## What this task involves
Reproduce the entire listing word for word.

## Records to process
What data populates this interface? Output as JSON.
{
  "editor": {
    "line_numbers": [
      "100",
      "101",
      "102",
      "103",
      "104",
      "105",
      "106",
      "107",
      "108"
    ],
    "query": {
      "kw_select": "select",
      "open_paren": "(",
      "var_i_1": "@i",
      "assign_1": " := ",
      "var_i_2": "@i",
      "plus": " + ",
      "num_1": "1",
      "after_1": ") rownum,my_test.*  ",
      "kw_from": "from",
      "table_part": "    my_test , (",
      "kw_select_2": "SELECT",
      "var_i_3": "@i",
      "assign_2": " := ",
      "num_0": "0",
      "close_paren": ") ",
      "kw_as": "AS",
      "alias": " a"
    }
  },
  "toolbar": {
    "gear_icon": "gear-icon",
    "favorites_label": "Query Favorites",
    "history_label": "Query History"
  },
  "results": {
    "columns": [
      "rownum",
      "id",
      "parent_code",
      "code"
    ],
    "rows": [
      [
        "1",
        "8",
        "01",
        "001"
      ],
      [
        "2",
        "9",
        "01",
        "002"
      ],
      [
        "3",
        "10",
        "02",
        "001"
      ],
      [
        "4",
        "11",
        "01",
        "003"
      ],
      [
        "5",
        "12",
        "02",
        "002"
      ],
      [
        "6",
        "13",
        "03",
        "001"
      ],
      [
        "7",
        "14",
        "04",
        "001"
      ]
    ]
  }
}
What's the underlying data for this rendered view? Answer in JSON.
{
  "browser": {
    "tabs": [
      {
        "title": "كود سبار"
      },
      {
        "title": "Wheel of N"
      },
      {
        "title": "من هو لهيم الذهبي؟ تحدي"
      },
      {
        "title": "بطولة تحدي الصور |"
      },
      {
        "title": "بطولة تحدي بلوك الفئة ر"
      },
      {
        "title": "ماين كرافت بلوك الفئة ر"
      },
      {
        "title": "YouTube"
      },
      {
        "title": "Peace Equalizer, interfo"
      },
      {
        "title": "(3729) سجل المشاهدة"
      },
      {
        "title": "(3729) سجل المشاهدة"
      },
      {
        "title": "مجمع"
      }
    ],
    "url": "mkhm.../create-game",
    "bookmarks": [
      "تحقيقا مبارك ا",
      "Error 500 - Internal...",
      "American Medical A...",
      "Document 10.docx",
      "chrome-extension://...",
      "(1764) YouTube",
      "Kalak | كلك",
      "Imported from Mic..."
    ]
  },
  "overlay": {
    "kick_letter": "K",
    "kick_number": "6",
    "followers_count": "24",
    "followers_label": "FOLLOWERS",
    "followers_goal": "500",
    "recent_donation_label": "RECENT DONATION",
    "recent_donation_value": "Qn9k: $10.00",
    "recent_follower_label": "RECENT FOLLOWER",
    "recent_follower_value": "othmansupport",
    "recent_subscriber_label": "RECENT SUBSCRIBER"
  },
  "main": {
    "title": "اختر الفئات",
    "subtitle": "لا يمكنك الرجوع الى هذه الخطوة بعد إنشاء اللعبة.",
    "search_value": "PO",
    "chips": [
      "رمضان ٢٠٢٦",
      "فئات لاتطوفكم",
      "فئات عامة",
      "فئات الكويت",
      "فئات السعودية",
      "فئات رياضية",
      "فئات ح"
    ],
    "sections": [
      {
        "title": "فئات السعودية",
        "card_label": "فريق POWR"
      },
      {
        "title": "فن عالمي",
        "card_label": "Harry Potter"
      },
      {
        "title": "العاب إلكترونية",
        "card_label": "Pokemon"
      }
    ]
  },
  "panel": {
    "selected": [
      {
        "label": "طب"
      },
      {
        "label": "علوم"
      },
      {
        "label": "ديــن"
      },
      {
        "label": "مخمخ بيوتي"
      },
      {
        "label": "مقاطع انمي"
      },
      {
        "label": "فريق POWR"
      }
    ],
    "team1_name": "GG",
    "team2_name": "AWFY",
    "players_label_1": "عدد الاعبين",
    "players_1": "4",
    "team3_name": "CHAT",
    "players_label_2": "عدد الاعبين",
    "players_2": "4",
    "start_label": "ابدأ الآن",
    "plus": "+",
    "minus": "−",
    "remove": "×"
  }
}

## Problem solution
What data populates this interface? Output as JSON.
{
  "editor": {
    "line_numbers": [
      "100",
      "101",
      "102",
      "103",
      "104",
      "105",
      "106",
      "107",
      "108"
    ],
    "query": {
      "kw_select": "select",
      "open_paren": "(",
      "var_i_1": "@i",
      "assign_1": " := ",
      "var_i_2": "@i",
      "plus": " + ",
      "num_1": "1",
      "after_1": ") rownum,my_test.*  ",
      "kw_from": "from",
      "table_part": "    my_test , (",
      "kw_select_2": "SELECT",
      "var_i_3": "@i",
      "assign_2": " := ",
      "num_0": "0",
      "close_paren": ") ",
      "kw_as": "AS",
      "alias": " a"
    }
  },
  "toolbar": {
    "gear_icon": "gear-icon",
    "favorites_label": "Query Favorites",
    "history_label": "Query History"
  },
  "results": {
    "columns": [
      "rownum",
      "id",
      "parent_code",
      "code"
    ],
    "rows": [
      [
        "1",
        "8",
        "01",
        "001"
      ],
      [
        "2",
        "9",
        "01",
        "002"
      ],
      [
        "3",
        "10",
        "02",
        "001"
      ],
      [
        "4",
        "11",
        "01",
        "003"
      ],
      [
        "5",
        "12",
        "02",
        "002"
      ],
      [
        "6",
        "13",
        "03",
        "001"
      ],
      [
        "7",
        "14",
        "04",
        "001"
      ]
    ]
  }
}
What's the underlying data for this rendered view? Answer in JSON.
{
  "browser": {
    "tabs": [
      {
        "title": "كود سبار"
      },
      {
        "title": "Wheel of N"
      },
      {
        "title": "من هو لهيم الذهبي؟ تحدي"
      },
      {
        "title": "بطولة تحدي الصور |"
      },
      {
        "title": "بطولة تحدي بلوك الفئة ر"
      },
      {
        "title": "ماين كرافت بلوك الفئة ر"
      },
      {
        "title": "YouTube"
      },
      {
        "title": "Peace Equalizer, interfo"
      },
      {
        "title": "(3729) سجل المشاهدة"
      },
      {
        "title": "(3729) سجل المشاهدة"
      },
      {
        "title": "مجمع"
      }
    ],
    "url": "mkhm.../create-game",
    "bookmarks": [
      "تحقيقا مبارك ا",
      "Error 500 - Internal...",
      "American Medical A...",
      "Document 10.docx",
      "chrome-extension://...",
      "(1764) YouTube",
      "Kalak | كلك",
      "Imported from Mic..."
    ]
  },
  "overlay": {
    "kick_letter": "K",
    "kick_number": "6",
    "followers_count": "24",
    "followers_label": "FOLLOWERS",
    "followers_goal": "500",
    "recent_donation_label": "RECENT DONATION",
    "recent_donation_value": "Qn9k: $10.00",
    "recent_follower_label": "RECENT FOLLOWER",
    "recent_follower_value": "othmansupport",
    "recent_subscriber_label": "RECENT SUBSCRIBER"
  },
  "main": {
    "title": "اختر الفئات",
    "subtitle": "لا يمكنك الرجوع الى هذه الخطوة بعد إنشاء اللعبة.",
    "search_value": "PO",
    "chips": [
      "رمضان ٢٠٢٦",
      "فئات لاتطوفكم",
      "فئات عامة",
      "فئات الكويت",
      "فئات السعودية",
      "فئات رياضية",
      "فئات ح"
    ],
    "sections": [
      {
        "title": "فئات السعودية",
        "card_label": "فريق POWR"
      },
      {
        "title": "فن عالمي",
        "card_label": "Harry Potter"
      },
      {
        "title": "العاب إلكترونية",
        "card_label": "Pokemon"
      }
    ]
  },
  "panel": {
    "selected": [
      {
        "label": "طب"
      },
      {
        "label": "علوم"
      },
      {
        "label": "ديــن"
      },
      {
        "label": "مخمخ بيوتي"
      },
      {
        "label": "مقاطع انمي"
      },
      {
        "label": "فريق POWR"
      }
    ],
    "team1_name": "GG",
    "team2_name": "AWFY",
    "players_label_1": "عدد الاعبين",
    "players_1": "4",
    "team3_name": "CHAT",
    "players_label_2": "عدد الاعبين",
    "players_2": "4",
    "start_label": "ابدأ الآن",
    "plus": "+",
    "minus": "−",
    "remove": "×"
  }
}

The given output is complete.